Given instruction — Without the images, write out the whole listing exactly.

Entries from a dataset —
-=-=-

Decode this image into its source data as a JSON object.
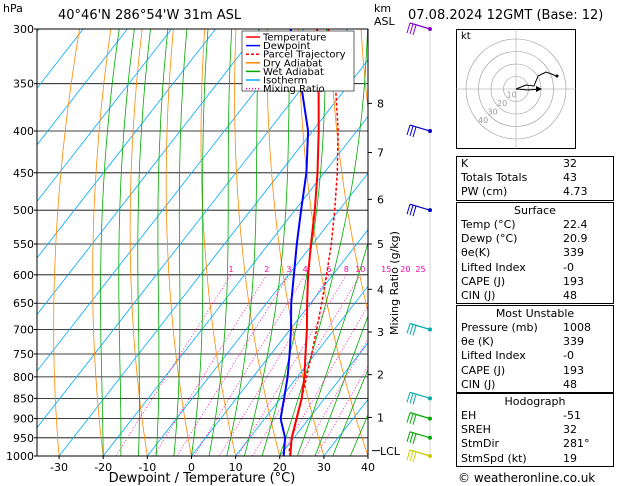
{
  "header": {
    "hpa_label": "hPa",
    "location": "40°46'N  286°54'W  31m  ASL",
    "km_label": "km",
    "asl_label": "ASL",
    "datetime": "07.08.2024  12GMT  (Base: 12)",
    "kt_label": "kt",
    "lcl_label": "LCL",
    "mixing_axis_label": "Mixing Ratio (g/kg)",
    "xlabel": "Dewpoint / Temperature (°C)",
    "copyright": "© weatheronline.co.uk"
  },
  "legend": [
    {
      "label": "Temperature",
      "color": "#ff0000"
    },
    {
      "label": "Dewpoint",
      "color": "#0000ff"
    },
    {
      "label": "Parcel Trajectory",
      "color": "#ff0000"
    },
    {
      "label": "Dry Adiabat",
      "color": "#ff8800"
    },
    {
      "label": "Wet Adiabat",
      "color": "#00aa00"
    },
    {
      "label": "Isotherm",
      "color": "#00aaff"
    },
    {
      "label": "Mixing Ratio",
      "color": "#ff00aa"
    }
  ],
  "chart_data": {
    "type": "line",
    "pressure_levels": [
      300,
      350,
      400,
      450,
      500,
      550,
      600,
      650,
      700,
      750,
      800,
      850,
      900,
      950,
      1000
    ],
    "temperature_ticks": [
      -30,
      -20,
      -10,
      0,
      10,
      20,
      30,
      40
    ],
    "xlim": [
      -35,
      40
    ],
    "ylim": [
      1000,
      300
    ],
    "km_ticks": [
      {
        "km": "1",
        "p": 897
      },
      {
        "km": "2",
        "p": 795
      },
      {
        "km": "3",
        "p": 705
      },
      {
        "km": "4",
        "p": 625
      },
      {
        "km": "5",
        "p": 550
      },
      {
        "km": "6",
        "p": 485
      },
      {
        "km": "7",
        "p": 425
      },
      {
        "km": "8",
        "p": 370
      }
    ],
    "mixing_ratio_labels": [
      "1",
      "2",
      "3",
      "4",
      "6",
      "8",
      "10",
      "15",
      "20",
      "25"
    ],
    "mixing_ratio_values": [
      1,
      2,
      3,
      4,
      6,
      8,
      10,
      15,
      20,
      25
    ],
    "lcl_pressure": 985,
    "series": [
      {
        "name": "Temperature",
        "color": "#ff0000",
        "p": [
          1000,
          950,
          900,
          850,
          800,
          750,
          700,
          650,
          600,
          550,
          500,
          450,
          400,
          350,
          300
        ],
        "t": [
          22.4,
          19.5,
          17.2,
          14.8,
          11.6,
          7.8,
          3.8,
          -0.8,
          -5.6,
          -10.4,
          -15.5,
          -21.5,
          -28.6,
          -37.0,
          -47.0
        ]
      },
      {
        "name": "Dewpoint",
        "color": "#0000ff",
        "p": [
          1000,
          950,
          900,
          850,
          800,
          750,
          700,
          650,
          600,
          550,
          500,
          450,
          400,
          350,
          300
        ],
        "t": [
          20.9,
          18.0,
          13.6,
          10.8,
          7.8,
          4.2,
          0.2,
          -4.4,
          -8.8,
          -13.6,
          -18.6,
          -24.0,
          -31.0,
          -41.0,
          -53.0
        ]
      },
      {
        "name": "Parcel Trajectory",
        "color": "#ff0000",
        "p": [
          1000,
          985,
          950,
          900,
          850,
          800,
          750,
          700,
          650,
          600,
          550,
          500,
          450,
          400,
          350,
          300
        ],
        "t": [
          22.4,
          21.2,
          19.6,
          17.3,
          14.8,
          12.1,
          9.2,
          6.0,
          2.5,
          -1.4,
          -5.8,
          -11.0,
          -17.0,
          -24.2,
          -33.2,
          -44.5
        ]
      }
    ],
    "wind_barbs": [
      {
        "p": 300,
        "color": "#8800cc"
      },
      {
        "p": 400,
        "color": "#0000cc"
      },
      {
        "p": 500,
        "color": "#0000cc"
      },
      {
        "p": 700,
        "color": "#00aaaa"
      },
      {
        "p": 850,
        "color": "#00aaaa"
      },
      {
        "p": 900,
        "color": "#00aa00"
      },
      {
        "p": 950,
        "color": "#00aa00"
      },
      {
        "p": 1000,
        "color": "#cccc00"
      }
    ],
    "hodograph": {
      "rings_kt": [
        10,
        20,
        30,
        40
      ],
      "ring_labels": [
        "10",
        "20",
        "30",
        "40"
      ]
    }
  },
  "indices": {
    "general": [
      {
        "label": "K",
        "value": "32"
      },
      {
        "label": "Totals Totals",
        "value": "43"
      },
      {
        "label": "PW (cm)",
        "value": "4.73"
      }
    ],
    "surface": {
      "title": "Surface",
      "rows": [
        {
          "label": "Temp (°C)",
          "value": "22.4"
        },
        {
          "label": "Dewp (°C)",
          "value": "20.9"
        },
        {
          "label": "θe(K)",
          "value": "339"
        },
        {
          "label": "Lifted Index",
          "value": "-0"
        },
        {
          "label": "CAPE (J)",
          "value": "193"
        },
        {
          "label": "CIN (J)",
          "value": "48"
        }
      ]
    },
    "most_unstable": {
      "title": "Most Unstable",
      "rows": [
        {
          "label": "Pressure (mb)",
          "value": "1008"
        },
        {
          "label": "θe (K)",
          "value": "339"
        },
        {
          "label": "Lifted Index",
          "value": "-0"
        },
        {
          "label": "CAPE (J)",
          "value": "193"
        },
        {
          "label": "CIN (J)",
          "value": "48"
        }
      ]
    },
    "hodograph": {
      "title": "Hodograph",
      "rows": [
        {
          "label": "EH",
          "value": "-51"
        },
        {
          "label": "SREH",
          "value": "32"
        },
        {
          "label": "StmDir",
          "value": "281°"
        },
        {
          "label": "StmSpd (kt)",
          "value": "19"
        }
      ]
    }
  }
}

-=-=-

Response —
Decode this image into its source data as a JSON object.
{
  "header": {
    "hpa_label": "hPa",
    "location": "40°46'N  286°54'W  31m  ASL",
    "km_label": "km",
    "asl_label": "ASL",
    "datetime": "07.08.2024  12GMT  (Base: 12)",
    "kt_label": "kt",
    "lcl_label": "LCL",
    "mixing_axis_label": "Mixing Ratio (g/kg)",
    "xlabel": "Dewpoint / Temperature (°C)",
    "copyright": "© weatheronline.co.uk"
  },
  "legend": [
    {
      "label": "Temperature",
      "color": "#ff0000"
    },
    {
      "label": "Dewpoint",
      "color": "#0000ff"
    },
    {
      "label": "Parcel Trajectory",
      "color": "#ff0000"
    },
    {
      "label": "Dry Adiabat",
      "color": "#ff8800"
    },
    {
      "label": "Wet Adiabat",
      "color": "#00aa00"
    },
    {
      "label": "Isotherm",
      "color": "#00aaff"
    },
    {
      "label": "Mixing Ratio",
      "color": "#ff00aa"
    }
  ],
  "chart_data": {
    "type": "line",
    "pressure_levels": [
      300,
      350,
      400,
      450,
      500,
      550,
      600,
      650,
      700,
      750,
      800,
      850,
      900,
      950,
      1000
    ],
    "temperature_ticks": [
      -30,
      -20,
      -10,
      0,
      10,
      20,
      30,
      40
    ],
    "xlim": [
      -35,
      40
    ],
    "ylim": [
      1000,
      300
    ],
    "km_ticks": [
      {
        "km": "1",
        "p": 897
      },
      {
        "km": "2",
        "p": 795
      },
      {
        "km": "3",
        "p": 705
      },
      {
        "km": "4",
        "p": 625
      },
      {
        "km": "5",
        "p": 550
      },
      {
        "km": "6",
        "p": 485
      },
      {
        "km": "7",
        "p": 425
      },
      {
        "km": "8",
        "p": 370
      }
    ],
    "mixing_ratio_labels": [
      "1",
      "2",
      "3",
      "4",
      "6",
      "8",
      "10",
      "15",
      "20",
      "25"
    ],
    "mixing_ratio_values": [
      1,
      2,
      3,
      4,
      6,
      8,
      10,
      15,
      20,
      25
    ],
    "lcl_pressure": 985,
    "series": [
      {
        "name": "Temperature",
        "color": "#ff0000",
        "p": [
          1000,
          950,
          900,
          850,
          800,
          750,
          700,
          650,
          600,
          550,
          500,
          450,
          400,
          350,
          300
        ],
        "t": [
          22.4,
          19.5,
          17.2,
          14.8,
          11.6,
          7.8,
          3.8,
          -0.8,
          -5.6,
          -10.4,
          -15.5,
          -21.5,
          -28.6,
          -37.0,
          -47.0
        ]
      },
      {
        "name": "Dewpoint",
        "color": "#0000ff",
        "p": [
          1000,
          950,
          900,
          850,
          800,
          750,
          700,
          650,
          600,
          550,
          500,
          450,
          400,
          350,
          300
        ],
        "t": [
          20.9,
          18.0,
          13.6,
          10.8,
          7.8,
          4.2,
          0.2,
          -4.4,
          -8.8,
          -13.6,
          -18.6,
          -24.0,
          -31.0,
          -41.0,
          -53.0
        ]
      },
      {
        "name": "Parcel Trajectory",
        "color": "#ff0000",
        "p": [
          1000,
          985,
          950,
          900,
          850,
          800,
          750,
          700,
          650,
          600,
          550,
          500,
          450,
          400,
          350,
          300
        ],
        "t": [
          22.4,
          21.2,
          19.6,
          17.3,
          14.8,
          12.1,
          9.2,
          6.0,
          2.5,
          -1.4,
          -5.8,
          -11.0,
          -17.0,
          -24.2,
          -33.2,
          -44.5
        ]
      }
    ],
    "wind_barbs": [
      {
        "p": 300,
        "color": "#8800cc"
      },
      {
        "p": 400,
        "color": "#0000cc"
      },
      {
        "p": 500,
        "color": "#0000cc"
      },
      {
        "p": 700,
        "color": "#00aaaa"
      },
      {
        "p": 850,
        "color": "#00aaaa"
      },
      {
        "p": 900,
        "color": "#00aa00"
      },
      {
        "p": 950,
        "color": "#00aa00"
      },
      {
        "p": 1000,
        "color": "#cccc00"
      }
    ],
    "hodograph": {
      "rings_kt": [
        10,
        20,
        30,
        40
      ],
      "ring_labels": [
        "10",
        "20",
        "30",
        "40"
      ]
    }
  },
  "indices": {
    "general": [
      {
        "label": "K",
        "value": "32"
      },
      {
        "label": "Totals Totals",
        "value": "43"
      },
      {
        "label": "PW (cm)",
        "value": "4.73"
      }
    ],
    "surface": {
      "title": "Surface",
      "rows": [
        {
          "label": "Temp (°C)",
          "value": "22.4"
        },
        {
          "label": "Dewp (°C)",
          "value": "20.9"
        },
        {
          "label": "θe(K)",
          "value": "339"
        },
        {
          "label": "Lifted Index",
          "value": "-0"
        },
        {
          "label": "CAPE (J)",
          "value": "193"
        },
        {
          "label": "CIN (J)",
          "value": "48"
        }
      ]
    },
    "most_unstable": {
      "title": "Most Unstable",
      "rows": [
        {
          "label": "Pressure (mb)",
          "value": "1008"
        },
        {
          "label": "θe (K)",
          "value": "339"
        },
        {
          "label": "Lifted Index",
          "value": "-0"
        },
        {
          "label": "CAPE (J)",
          "value": "193"
        },
        {
          "label": "CIN (J)",
          "value": "48"
        }
      ]
    },
    "hodograph": {
      "title": "Hodograph",
      "rows": [
        {
          "label": "EH",
          "value": "-51"
        },
        {
          "label": "SREH",
          "value": "32"
        },
        {
          "label": "StmDir",
          "value": "281°"
        },
        {
          "label": "StmSpd (kt)",
          "value": "19"
        }
      ]
    }
  }
}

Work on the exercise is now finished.